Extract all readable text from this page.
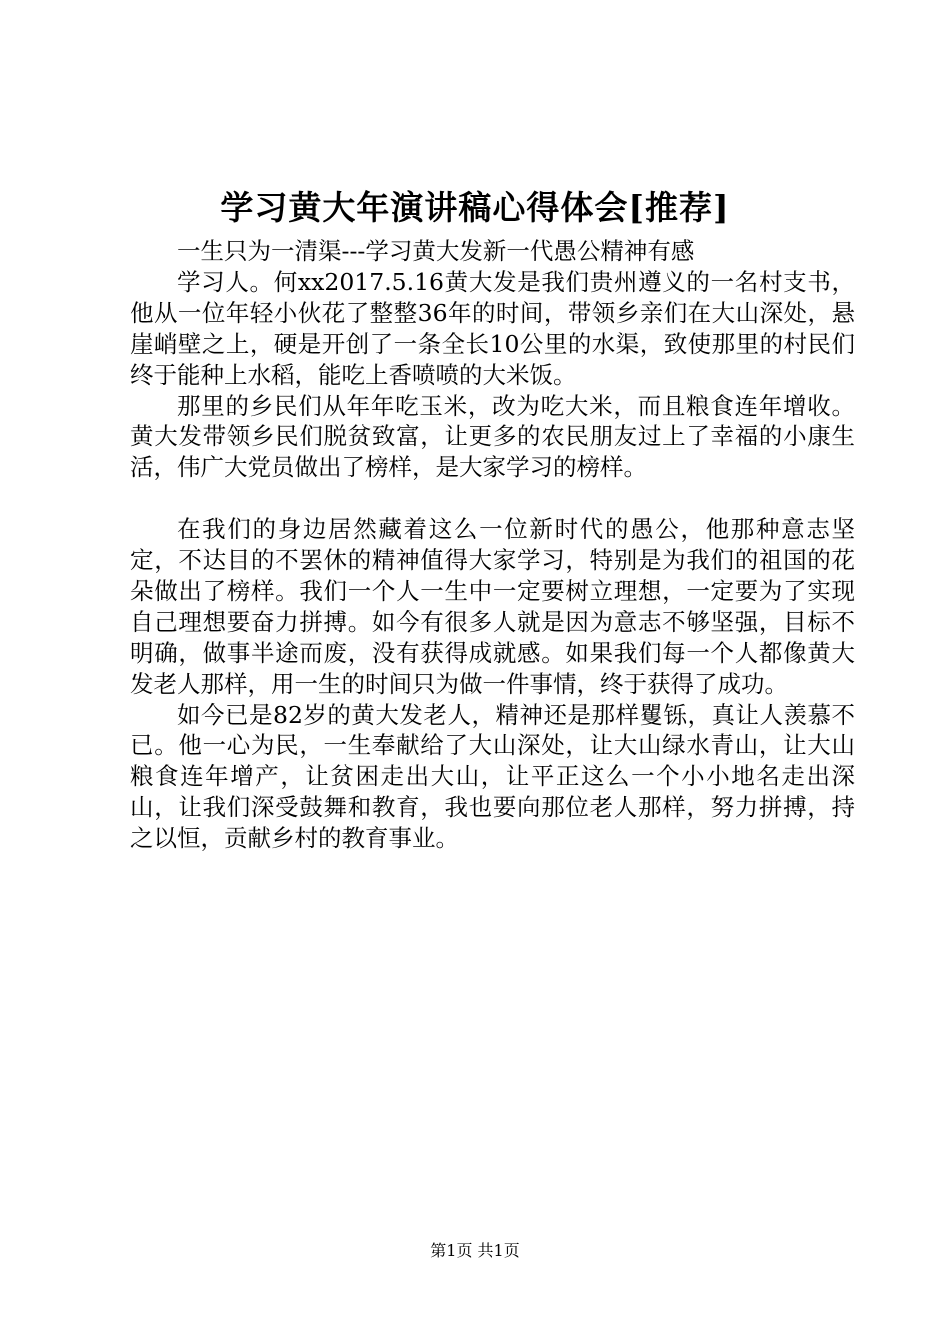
学习黄大年演讲稿心得体会[推荐]

一生只为一清渠---学习黄大发新一代愚公精神有感

学习人。何xx2017.5.16黄大发是我们贵州遵义的一名村支书，他从一位年轻小伙花了整整36年的时间，带领乡亲们在大山深处，悬崖峭壁之上，硬是开创了一条全长10公里的水渠，致使那里的村民们终于能种上水稻，能吃上香喷喷的大米饭。

那里的乡民们从年年吃玉米，改为吃大米，而且粮食连年增收。黄大发带领乡民们脱贫致富，让更多的农民朋友过上了幸福的小康生活，伟广大党员做出了榜样，是大家学习的榜样。

在我们的身边居然藏着这么一位新时代的愚公，他那种意志坚定，不达目的不罢休的精神值得大家学习，特别是为我们的祖国的花朵做出了榜样。我们一个人一生中一定要树立理想，一定要为了实现自己理想要奋力拼搏。如今有很多人就是因为意志不够坚强，目标不明确，做事半途而废，没有获得成就感。如果我们每一个人都像黄大发老人那样，用一生的时间只为做一件事情，终于获得了成功。

如今已是82岁的黄大发老人，精神还是那样矍铄，真让人羡慕不已。他一心为民，一生奉献给了大山深处，让大山绿水青山，让大山粮食连年增产，让贫困走出大山，让平正这么一个小小地名走出深山，让我们深受鼓舞和教育，我也要向那位老人那样，努力拼搏，持之以恒，贡献乡村的教育事业。

第1页 共1页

==*==

From the listing, extract all text exactly as given and drop any picture.

Extract all readable text from this page.
学习黄大年演讲稿心得体会[推荐]

一生只为一清渠---学习黄大发新一代愚公精神有感

学习人。何xx2017.5.16黄大发是我们贵州遵义的一名村支书，他从一位年轻小伙花了整整36年的时间，带领乡亲们在大山深处，悬崖峭壁之上，硬是开创了一条全长10公里的水渠，致使那里的村民们终于能种上水稻，能吃上香喷喷的大米饭。

那里的乡民们从年年吃玉米，改为吃大米，而且粮食连年增收。黄大发带领乡民们脱贫致富，让更多的农民朋友过上了幸福的小康生活，伟广大党员做出了榜样，是大家学习的榜样。

在我们的身边居然藏着这么一位新时代的愚公，他那种意志坚定，不达目的不罢休的精神值得大家学习，特别是为我们的祖国的花朵做出了榜样。我们一个人一生中一定要树立理想，一定要为了实现自己理想要奋力拼搏。如今有很多人就是因为意志不够坚强，目标不明确，做事半途而废，没有获得成就感。如果我们每一个人都像黄大发老人那样，用一生的时间只为做一件事情，终于获得了成功。

如今已是82岁的黄大发老人，精神还是那样矍铄，真让人羡慕不已。他一心为民，一生奉献给了大山深处，让大山绿水青山，让大山粮食连年增产，让贫困走出大山，让平正这么一个小小地名走出深山，让我们深受鼓舞和教育，我也要向那位老人那样，努力拼搏，持之以恒，贡献乡村的教育事业。

第1页 共1页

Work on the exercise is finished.